▶ [PROBLEM STATEMENT] Quote the records that follow in full and exactly; leave out the pictures.

Dataset records
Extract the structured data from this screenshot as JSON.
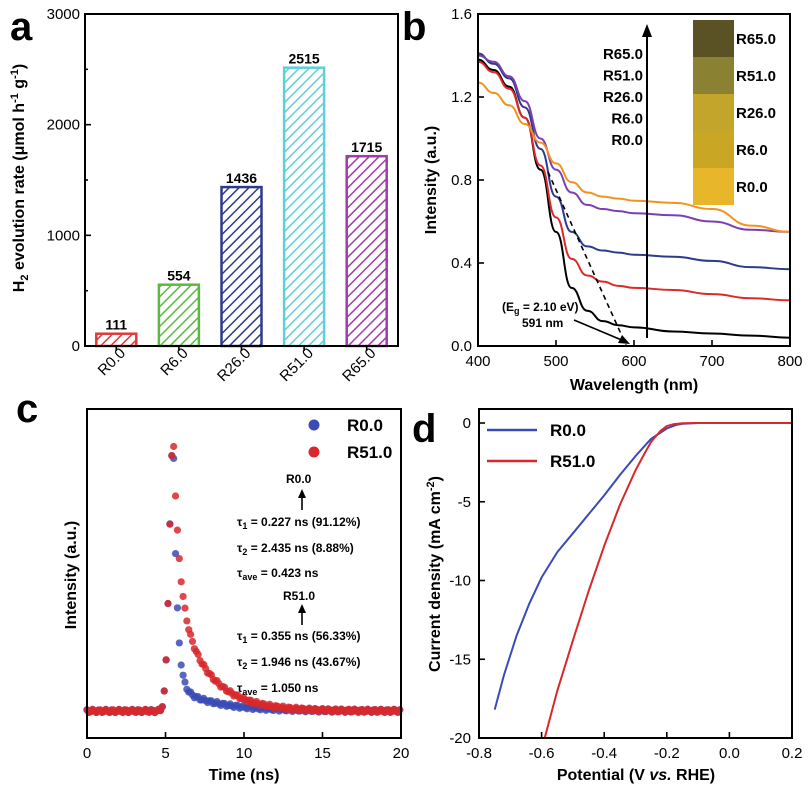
{
  "panels": {
    "a": "a",
    "b": "b",
    "c": "c",
    "d": "d"
  },
  "colors": {
    "R0.0": "#000000",
    "R6.0": "#d92b2b",
    "R26.0": "#2e3a8c",
    "R51.0": "#7b3fb0",
    "R65.0": "#f39221",
    "blue": "#3a4bb5",
    "red": "#d8282b"
  },
  "chart_data": [
    {
      "panel": "a",
      "type": "bar",
      "ylabel": "H2 evolution rate (μmol h-1 g-1)",
      "ylim": [
        0,
        3000
      ],
      "yticks": [
        0,
        1000,
        2000,
        3000
      ],
      "categories": [
        "R0.0",
        "R6.0",
        "R26.0",
        "R51.0",
        "R65.0"
      ],
      "values": [
        111,
        554,
        1436,
        2515,
        1715
      ],
      "value_labels": [
        "111",
        "554",
        "1436",
        "2515",
        "1715"
      ],
      "bar_colors": [
        "#e03a3a",
        "#5cb843",
        "#2e3a8c",
        "#5fcfd8",
        "#a03ca8"
      ]
    },
    {
      "panel": "b",
      "type": "line",
      "xlabel": "Wavelength (nm)",
      "ylabel": "Intensity (a.u.)",
      "xlim": [
        400,
        800
      ],
      "ylim": [
        0,
        1.6
      ],
      "xticks": [
        400,
        500,
        600,
        700,
        800
      ],
      "yticks": [
        "0.0",
        "0.4",
        "0.8",
        "1.2",
        "1.6"
      ],
      "x": [
        400,
        420,
        440,
        460,
        480,
        500,
        520,
        540,
        560,
        580,
        600,
        650,
        700,
        750,
        800
      ],
      "series": [
        {
          "name": "R0.0",
          "color": "#000000",
          "values": [
            1.38,
            1.33,
            1.25,
            1.1,
            0.85,
            0.55,
            0.28,
            0.17,
            0.12,
            0.1,
            0.09,
            0.07,
            0.06,
            0.05,
            0.04
          ]
        },
        {
          "name": "R6.0",
          "color": "#d92b2b",
          "values": [
            1.37,
            1.32,
            1.24,
            1.1,
            0.87,
            0.62,
            0.42,
            0.34,
            0.31,
            0.29,
            0.28,
            0.27,
            0.25,
            0.23,
            0.22
          ]
        },
        {
          "name": "R26.0",
          "color": "#2e3a8c",
          "values": [
            1.41,
            1.36,
            1.29,
            1.15,
            0.95,
            0.72,
            0.55,
            0.48,
            0.46,
            0.45,
            0.44,
            0.43,
            0.41,
            0.38,
            0.37
          ]
        },
        {
          "name": "R51.0",
          "color": "#7b3fb0",
          "values": [
            1.4,
            1.37,
            1.3,
            1.18,
            1.0,
            0.85,
            0.74,
            0.68,
            0.66,
            0.65,
            0.64,
            0.63,
            0.6,
            0.56,
            0.55
          ]
        },
        {
          "name": "R65.0",
          "color": "#f39221",
          "values": [
            1.27,
            1.22,
            1.16,
            1.07,
            0.98,
            0.88,
            0.79,
            0.74,
            0.72,
            0.71,
            0.7,
            0.69,
            0.66,
            0.58,
            0.55
          ]
        }
      ],
      "arrow_labels": [
        "R65.0",
        "R51.0",
        "R26.0",
        "R6.0",
        "R0.0"
      ],
      "swatch_labels": [
        "R65.0",
        "R51.0",
        "R26.0",
        "R6.0",
        "R0.0"
      ],
      "swatch_colors": [
        "#5a5225",
        "#8a8232",
        "#c2a52a",
        "#c9a624",
        "#e7b62a"
      ],
      "annotation": {
        "eg": "(Eg = 2.10 eV)",
        "nm": "591 nm"
      }
    },
    {
      "panel": "c",
      "type": "scatter",
      "xlabel": "Time (ns)",
      "ylabel": "Intensity (a.u.)",
      "xlim": [
        0,
        20
      ],
      "xticks": [
        0,
        5,
        10,
        15,
        20
      ],
      "legend": [
        "R0.0",
        "R51.0"
      ],
      "annotations": {
        "r0_title": "R0.0",
        "r0_t1": "τ1 = 0.227 ns (91.12%)",
        "r0_t2": "τ2 = 2.435 ns (8.88%)",
        "r0_tave": "τave = 0.423 ns",
        "r51_title": "R51.0",
        "r51_t1": "τ1 = 0.355 ns (56.33%)",
        "r51_t2": "τ2 = 1.946 ns (43.67%)",
        "r51_tave": "τave = 1.050 ns"
      },
      "series": [
        {
          "name": "R0.0",
          "color": "#3a4bb5",
          "peak_time": 5.5,
          "rise": 0.25,
          "tau_fast": 0.227,
          "tau_slow": 2.435,
          "frac_fast": 0.9112
        },
        {
          "name": "R51.0",
          "color": "#d8282b",
          "peak_time": 5.5,
          "rise": 0.25,
          "tau_fast": 0.355,
          "tau_slow": 1.946,
          "frac_fast": 0.5633
        }
      ]
    },
    {
      "panel": "d",
      "type": "line",
      "xlabel": "Potential (V vs. RHE)",
      "ylabel": "Current density (mA cm-2)",
      "xlim": [
        -0.8,
        0.2
      ],
      "ylim": [
        -20,
        0
      ],
      "xticks": [
        "-0.8",
        "-0.6",
        "-0.4",
        "-0.2",
        "0.0",
        "0.2"
      ],
      "yticks": [
        "0",
        "-5",
        "-10",
        "-15",
        "-20"
      ],
      "series": [
        {
          "name": "R0.0",
          "color": "#3a4bb5",
          "x": [
            -0.75,
            -0.72,
            -0.68,
            -0.64,
            -0.6,
            -0.55,
            -0.5,
            -0.45,
            -0.4,
            -0.35,
            -0.3,
            -0.25,
            -0.2,
            -0.17,
            -0.15,
            -0.1,
            0.0,
            0.1,
            0.2
          ],
          "values": [
            -18.2,
            -16.0,
            -13.5,
            -11.5,
            -9.8,
            -8.2,
            -7.0,
            -5.8,
            -4.6,
            -3.3,
            -2.1,
            -1.0,
            -0.35,
            -0.12,
            -0.05,
            0,
            0,
            0,
            0
          ]
        },
        {
          "name": "R51.0",
          "color": "#d8282b",
          "x": [
            -0.59,
            -0.55,
            -0.5,
            -0.45,
            -0.4,
            -0.35,
            -0.3,
            -0.27,
            -0.25,
            -0.22,
            -0.2,
            -0.18,
            -0.15,
            -0.1,
            0.0,
            0.1,
            0.2
          ],
          "values": [
            -20.0,
            -17.0,
            -13.8,
            -10.7,
            -7.8,
            -5.2,
            -3.0,
            -1.9,
            -1.2,
            -0.5,
            -0.2,
            -0.08,
            -0.02,
            0,
            0,
            0,
            0
          ]
        }
      ]
    }
  ]
}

▶ [EXPECTED OUTPUT]
Extract the structured data from this screenshot as JSON.
{
  "panels": {
    "a": "a",
    "b": "b",
    "c": "c",
    "d": "d"
  },
  "colors": {
    "R0.0": "#000000",
    "R6.0": "#d92b2b",
    "R26.0": "#2e3a8c",
    "R51.0": "#7b3fb0",
    "R65.0": "#f39221",
    "blue": "#3a4bb5",
    "red": "#d8282b"
  },
  "chart_data": [
    {
      "panel": "a",
      "type": "bar",
      "ylabel": "H2 evolution rate (μmol h-1 g-1)",
      "ylim": [
        0,
        3000
      ],
      "yticks": [
        0,
        1000,
        2000,
        3000
      ],
      "categories": [
        "R0.0",
        "R6.0",
        "R26.0",
        "R51.0",
        "R65.0"
      ],
      "values": [
        111,
        554,
        1436,
        2515,
        1715
      ],
      "value_labels": [
        "111",
        "554",
        "1436",
        "2515",
        "1715"
      ],
      "bar_colors": [
        "#e03a3a",
        "#5cb843",
        "#2e3a8c",
        "#5fcfd8",
        "#a03ca8"
      ]
    },
    {
      "panel": "b",
      "type": "line",
      "xlabel": "Wavelength (nm)",
      "ylabel": "Intensity (a.u.)",
      "xlim": [
        400,
        800
      ],
      "ylim": [
        0,
        1.6
      ],
      "xticks": [
        400,
        500,
        600,
        700,
        800
      ],
      "yticks": [
        "0.0",
        "0.4",
        "0.8",
        "1.2",
        "1.6"
      ],
      "x": [
        400,
        420,
        440,
        460,
        480,
        500,
        520,
        540,
        560,
        580,
        600,
        650,
        700,
        750,
        800
      ],
      "series": [
        {
          "name": "R0.0",
          "color": "#000000",
          "values": [
            1.38,
            1.33,
            1.25,
            1.1,
            0.85,
            0.55,
            0.28,
            0.17,
            0.12,
            0.1,
            0.09,
            0.07,
            0.06,
            0.05,
            0.04
          ]
        },
        {
          "name": "R6.0",
          "color": "#d92b2b",
          "values": [
            1.37,
            1.32,
            1.24,
            1.1,
            0.87,
            0.62,
            0.42,
            0.34,
            0.31,
            0.29,
            0.28,
            0.27,
            0.25,
            0.23,
            0.22
          ]
        },
        {
          "name": "R26.0",
          "color": "#2e3a8c",
          "values": [
            1.41,
            1.36,
            1.29,
            1.15,
            0.95,
            0.72,
            0.55,
            0.48,
            0.46,
            0.45,
            0.44,
            0.43,
            0.41,
            0.38,
            0.37
          ]
        },
        {
          "name": "R51.0",
          "color": "#7b3fb0",
          "values": [
            1.4,
            1.37,
            1.3,
            1.18,
            1.0,
            0.85,
            0.74,
            0.68,
            0.66,
            0.65,
            0.64,
            0.63,
            0.6,
            0.56,
            0.55
          ]
        },
        {
          "name": "R65.0",
          "color": "#f39221",
          "values": [
            1.27,
            1.22,
            1.16,
            1.07,
            0.98,
            0.88,
            0.79,
            0.74,
            0.72,
            0.71,
            0.7,
            0.69,
            0.66,
            0.58,
            0.55
          ]
        }
      ],
      "arrow_labels": [
        "R65.0",
        "R51.0",
        "R26.0",
        "R6.0",
        "R0.0"
      ],
      "swatch_labels": [
        "R65.0",
        "R51.0",
        "R26.0",
        "R6.0",
        "R0.0"
      ],
      "swatch_colors": [
        "#5a5225",
        "#8a8232",
        "#c2a52a",
        "#c9a624",
        "#e7b62a"
      ],
      "annotation": {
        "eg": "(Eg = 2.10 eV)",
        "nm": "591 nm"
      }
    },
    {
      "panel": "c",
      "type": "scatter",
      "xlabel": "Time (ns)",
      "ylabel": "Intensity (a.u.)",
      "xlim": [
        0,
        20
      ],
      "xticks": [
        0,
        5,
        10,
        15,
        20
      ],
      "legend": [
        "R0.0",
        "R51.0"
      ],
      "annotations": {
        "r0_title": "R0.0",
        "r0_t1": "τ1 = 0.227 ns (91.12%)",
        "r0_t2": "τ2 = 2.435 ns (8.88%)",
        "r0_tave": "τave = 0.423 ns",
        "r51_title": "R51.0",
        "r51_t1": "τ1 = 0.355 ns (56.33%)",
        "r51_t2": "τ2 = 1.946 ns (43.67%)",
        "r51_tave": "τave = 1.050 ns"
      },
      "series": [
        {
          "name": "R0.0",
          "color": "#3a4bb5",
          "peak_time": 5.5,
          "rise": 0.25,
          "tau_fast": 0.227,
          "tau_slow": 2.435,
          "frac_fast": 0.9112
        },
        {
          "name": "R51.0",
          "color": "#d8282b",
          "peak_time": 5.5,
          "rise": 0.25,
          "tau_fast": 0.355,
          "tau_slow": 1.946,
          "frac_fast": 0.5633
        }
      ]
    },
    {
      "panel": "d",
      "type": "line",
      "xlabel": "Potential (V vs. RHE)",
      "ylabel": "Current density (mA cm-2)",
      "xlim": [
        -0.8,
        0.2
      ],
      "ylim": [
        -20,
        0
      ],
      "xticks": [
        "-0.8",
        "-0.6",
        "-0.4",
        "-0.2",
        "0.0",
        "0.2"
      ],
      "yticks": [
        "0",
        "-5",
        "-10",
        "-15",
        "-20"
      ],
      "series": [
        {
          "name": "R0.0",
          "color": "#3a4bb5",
          "x": [
            -0.75,
            -0.72,
            -0.68,
            -0.64,
            -0.6,
            -0.55,
            -0.5,
            -0.45,
            -0.4,
            -0.35,
            -0.3,
            -0.25,
            -0.2,
            -0.17,
            -0.15,
            -0.1,
            0.0,
            0.1,
            0.2
          ],
          "values": [
            -18.2,
            -16.0,
            -13.5,
            -11.5,
            -9.8,
            -8.2,
            -7.0,
            -5.8,
            -4.6,
            -3.3,
            -2.1,
            -1.0,
            -0.35,
            -0.12,
            -0.05,
            0,
            0,
            0,
            0
          ]
        },
        {
          "name": "R51.0",
          "color": "#d8282b",
          "x": [
            -0.59,
            -0.55,
            -0.5,
            -0.45,
            -0.4,
            -0.35,
            -0.3,
            -0.27,
            -0.25,
            -0.22,
            -0.2,
            -0.18,
            -0.15,
            -0.1,
            0.0,
            0.1,
            0.2
          ],
          "values": [
            -20.0,
            -17.0,
            -13.8,
            -10.7,
            -7.8,
            -5.2,
            -3.0,
            -1.9,
            -1.2,
            -0.5,
            -0.2,
            -0.08,
            -0.02,
            0,
            0,
            0,
            0
          ]
        }
      ]
    }
  ]
}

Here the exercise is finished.